===== RECORDED INFORMATION =====

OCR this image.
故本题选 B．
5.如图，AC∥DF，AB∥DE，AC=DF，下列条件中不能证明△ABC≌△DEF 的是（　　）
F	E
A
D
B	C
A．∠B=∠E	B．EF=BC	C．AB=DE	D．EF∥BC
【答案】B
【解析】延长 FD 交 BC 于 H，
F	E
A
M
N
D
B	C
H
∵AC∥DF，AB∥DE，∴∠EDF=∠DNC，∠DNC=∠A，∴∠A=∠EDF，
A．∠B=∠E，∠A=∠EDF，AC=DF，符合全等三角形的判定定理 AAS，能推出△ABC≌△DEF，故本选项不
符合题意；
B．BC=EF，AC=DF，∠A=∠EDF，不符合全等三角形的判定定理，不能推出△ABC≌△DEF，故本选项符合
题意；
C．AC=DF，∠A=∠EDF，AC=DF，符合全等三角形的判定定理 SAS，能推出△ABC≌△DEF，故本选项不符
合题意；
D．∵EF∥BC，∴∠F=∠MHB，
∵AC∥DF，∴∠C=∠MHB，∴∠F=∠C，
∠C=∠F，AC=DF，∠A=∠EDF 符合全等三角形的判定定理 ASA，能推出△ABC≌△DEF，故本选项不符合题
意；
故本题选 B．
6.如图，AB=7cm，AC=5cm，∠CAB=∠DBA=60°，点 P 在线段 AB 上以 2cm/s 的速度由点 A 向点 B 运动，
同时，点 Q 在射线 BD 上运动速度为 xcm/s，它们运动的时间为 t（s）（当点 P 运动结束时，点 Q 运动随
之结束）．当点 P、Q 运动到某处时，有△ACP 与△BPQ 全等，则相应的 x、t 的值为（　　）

=====
===== RECORDED INFORMATION =====

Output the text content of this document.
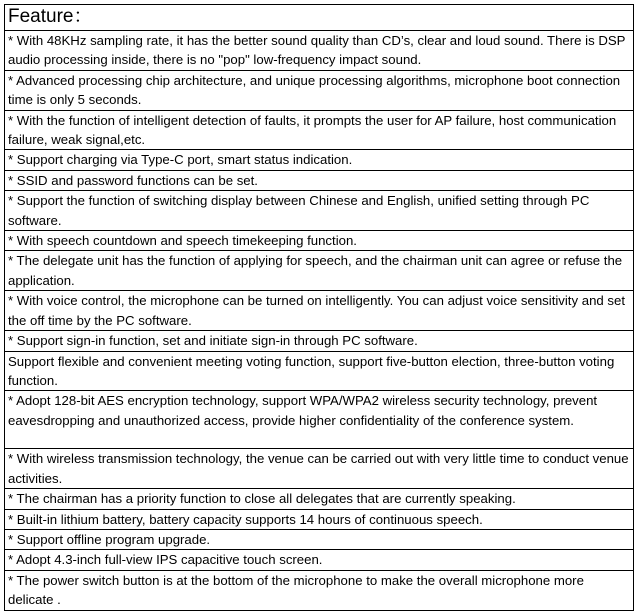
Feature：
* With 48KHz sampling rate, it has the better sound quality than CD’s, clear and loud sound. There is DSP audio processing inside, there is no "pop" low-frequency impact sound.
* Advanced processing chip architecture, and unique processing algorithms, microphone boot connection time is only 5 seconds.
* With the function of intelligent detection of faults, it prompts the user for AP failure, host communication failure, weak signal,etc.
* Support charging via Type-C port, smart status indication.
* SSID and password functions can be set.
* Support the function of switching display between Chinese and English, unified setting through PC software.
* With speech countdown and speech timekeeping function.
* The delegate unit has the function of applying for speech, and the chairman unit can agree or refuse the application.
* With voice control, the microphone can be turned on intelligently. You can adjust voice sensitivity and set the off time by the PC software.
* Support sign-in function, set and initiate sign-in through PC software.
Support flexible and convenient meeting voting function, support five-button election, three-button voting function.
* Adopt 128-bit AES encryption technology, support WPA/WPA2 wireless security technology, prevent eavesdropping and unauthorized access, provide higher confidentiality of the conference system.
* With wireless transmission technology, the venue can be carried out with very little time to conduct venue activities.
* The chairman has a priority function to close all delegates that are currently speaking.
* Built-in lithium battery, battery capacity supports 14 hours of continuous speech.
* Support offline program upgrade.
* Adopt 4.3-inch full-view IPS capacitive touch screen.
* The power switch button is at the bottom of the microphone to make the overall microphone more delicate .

=====

**THE PROBLEM**. Extract every line containing the string "chairman" from the data above.

**SOLUTION TO THE EXERCISE**.
* The delegate unit has the function of applying for speech, and the chairman unit can agree or refuse the application.
* The chairman has a priority function to close all delegates that are currently speaking.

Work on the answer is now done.